## start

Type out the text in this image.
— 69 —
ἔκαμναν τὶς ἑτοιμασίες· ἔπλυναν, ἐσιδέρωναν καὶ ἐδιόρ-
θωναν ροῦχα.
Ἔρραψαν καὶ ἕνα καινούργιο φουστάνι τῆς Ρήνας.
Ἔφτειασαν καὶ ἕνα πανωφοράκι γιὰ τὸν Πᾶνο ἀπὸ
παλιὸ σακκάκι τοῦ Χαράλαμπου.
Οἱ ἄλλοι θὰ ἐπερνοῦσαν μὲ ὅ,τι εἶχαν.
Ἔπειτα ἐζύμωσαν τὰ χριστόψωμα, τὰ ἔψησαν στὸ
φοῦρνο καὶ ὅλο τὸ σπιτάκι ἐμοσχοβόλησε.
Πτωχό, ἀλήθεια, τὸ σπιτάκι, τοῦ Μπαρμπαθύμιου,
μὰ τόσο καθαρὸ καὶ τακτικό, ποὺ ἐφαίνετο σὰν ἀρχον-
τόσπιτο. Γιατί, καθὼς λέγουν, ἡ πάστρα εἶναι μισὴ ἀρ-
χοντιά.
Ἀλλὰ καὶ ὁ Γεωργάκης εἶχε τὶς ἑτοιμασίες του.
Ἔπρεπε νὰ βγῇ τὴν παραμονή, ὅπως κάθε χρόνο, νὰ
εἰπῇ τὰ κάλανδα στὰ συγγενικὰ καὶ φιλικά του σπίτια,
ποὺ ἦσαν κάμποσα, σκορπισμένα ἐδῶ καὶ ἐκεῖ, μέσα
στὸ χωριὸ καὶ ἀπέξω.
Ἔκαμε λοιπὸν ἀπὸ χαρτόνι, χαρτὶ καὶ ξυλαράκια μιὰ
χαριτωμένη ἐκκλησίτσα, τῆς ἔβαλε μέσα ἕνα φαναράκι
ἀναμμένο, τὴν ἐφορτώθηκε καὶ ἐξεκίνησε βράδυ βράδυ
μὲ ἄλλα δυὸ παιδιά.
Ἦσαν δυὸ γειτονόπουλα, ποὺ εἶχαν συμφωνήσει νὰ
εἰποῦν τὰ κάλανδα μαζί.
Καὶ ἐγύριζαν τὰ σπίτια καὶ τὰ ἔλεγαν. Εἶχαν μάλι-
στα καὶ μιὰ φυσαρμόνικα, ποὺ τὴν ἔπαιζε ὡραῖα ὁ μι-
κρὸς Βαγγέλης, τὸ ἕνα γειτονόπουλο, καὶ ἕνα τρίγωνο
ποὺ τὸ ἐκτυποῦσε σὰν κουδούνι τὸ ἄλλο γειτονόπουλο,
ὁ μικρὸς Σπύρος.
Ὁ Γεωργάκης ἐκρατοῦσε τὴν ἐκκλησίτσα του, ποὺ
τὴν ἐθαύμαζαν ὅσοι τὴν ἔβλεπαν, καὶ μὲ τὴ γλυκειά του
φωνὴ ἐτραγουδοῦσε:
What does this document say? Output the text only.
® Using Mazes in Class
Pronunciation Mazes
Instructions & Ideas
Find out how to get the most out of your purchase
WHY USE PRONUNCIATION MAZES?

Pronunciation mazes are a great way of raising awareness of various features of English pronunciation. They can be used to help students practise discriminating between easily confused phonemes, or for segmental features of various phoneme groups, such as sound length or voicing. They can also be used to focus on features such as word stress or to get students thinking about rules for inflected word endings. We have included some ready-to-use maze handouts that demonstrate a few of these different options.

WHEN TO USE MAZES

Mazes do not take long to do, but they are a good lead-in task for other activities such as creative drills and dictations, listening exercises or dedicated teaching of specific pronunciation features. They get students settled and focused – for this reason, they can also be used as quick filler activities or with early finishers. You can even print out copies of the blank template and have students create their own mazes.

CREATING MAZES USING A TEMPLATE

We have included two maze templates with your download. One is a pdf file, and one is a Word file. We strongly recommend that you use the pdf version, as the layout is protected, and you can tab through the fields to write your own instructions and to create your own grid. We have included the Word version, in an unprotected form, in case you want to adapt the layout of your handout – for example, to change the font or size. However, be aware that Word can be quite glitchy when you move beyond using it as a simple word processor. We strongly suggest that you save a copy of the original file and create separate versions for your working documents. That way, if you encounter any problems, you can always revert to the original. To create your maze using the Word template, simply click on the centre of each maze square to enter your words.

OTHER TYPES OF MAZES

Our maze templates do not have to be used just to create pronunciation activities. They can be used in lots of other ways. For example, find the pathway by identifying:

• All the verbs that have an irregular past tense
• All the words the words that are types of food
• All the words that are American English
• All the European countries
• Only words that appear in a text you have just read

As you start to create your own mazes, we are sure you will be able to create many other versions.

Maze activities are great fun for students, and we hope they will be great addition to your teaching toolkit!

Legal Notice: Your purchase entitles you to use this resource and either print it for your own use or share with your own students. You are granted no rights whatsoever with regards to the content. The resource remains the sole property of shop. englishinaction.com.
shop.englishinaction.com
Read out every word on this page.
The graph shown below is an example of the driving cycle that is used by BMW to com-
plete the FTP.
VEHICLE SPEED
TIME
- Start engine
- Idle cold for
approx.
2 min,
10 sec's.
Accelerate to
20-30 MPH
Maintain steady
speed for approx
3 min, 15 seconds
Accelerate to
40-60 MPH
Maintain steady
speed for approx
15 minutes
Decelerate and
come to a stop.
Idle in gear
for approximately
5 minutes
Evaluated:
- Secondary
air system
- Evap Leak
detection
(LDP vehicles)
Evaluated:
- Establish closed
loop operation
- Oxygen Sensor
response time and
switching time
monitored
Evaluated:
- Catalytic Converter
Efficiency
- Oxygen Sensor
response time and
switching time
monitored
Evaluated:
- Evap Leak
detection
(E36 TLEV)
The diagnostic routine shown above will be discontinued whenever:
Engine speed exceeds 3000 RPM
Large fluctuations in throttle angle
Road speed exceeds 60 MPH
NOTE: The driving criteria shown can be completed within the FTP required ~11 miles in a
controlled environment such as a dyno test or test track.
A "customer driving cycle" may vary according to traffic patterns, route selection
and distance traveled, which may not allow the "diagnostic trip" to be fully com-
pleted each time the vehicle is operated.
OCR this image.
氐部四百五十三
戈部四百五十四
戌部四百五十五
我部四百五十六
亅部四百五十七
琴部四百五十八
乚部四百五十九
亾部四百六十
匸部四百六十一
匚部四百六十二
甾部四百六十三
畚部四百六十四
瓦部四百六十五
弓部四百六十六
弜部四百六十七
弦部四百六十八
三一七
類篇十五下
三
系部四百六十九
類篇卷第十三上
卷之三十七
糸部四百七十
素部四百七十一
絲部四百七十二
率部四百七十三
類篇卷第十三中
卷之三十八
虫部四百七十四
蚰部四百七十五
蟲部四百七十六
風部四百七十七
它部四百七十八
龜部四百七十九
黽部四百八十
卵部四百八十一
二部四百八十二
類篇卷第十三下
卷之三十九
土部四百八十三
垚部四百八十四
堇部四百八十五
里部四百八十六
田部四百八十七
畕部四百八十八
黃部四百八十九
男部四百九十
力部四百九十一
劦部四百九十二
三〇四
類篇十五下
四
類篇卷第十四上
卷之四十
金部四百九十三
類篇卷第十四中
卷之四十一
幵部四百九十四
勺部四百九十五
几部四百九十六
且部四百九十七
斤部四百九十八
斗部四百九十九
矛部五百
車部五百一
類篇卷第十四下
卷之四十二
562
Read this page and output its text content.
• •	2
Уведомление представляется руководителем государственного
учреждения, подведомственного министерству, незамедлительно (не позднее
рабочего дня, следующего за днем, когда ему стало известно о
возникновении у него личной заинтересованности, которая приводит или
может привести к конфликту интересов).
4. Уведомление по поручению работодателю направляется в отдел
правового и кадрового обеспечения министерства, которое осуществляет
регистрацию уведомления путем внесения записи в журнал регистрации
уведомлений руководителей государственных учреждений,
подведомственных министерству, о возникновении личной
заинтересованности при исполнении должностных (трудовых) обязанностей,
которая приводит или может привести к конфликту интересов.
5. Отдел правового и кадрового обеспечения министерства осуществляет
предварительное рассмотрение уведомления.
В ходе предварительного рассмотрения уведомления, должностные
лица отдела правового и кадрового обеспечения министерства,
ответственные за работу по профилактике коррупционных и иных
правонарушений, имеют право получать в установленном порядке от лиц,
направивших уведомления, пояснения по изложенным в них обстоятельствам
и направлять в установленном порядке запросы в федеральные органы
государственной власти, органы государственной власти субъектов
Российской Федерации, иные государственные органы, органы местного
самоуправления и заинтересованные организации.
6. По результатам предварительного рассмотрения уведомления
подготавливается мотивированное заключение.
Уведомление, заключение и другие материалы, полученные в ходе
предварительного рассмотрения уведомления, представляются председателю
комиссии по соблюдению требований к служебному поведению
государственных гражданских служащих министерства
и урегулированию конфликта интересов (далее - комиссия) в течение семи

## end

> _Instructions for the task_: Give every line of the material that includes the string "content".

> _Full answer_:
Legal Notice: Your purchase entitles you to use this resource and either print it for your own use or share with your own students. You are granted no rights whatsoever with regards to the content. The resource remains the sole property of shop. englishinaction.com.
Read this page and output its text content.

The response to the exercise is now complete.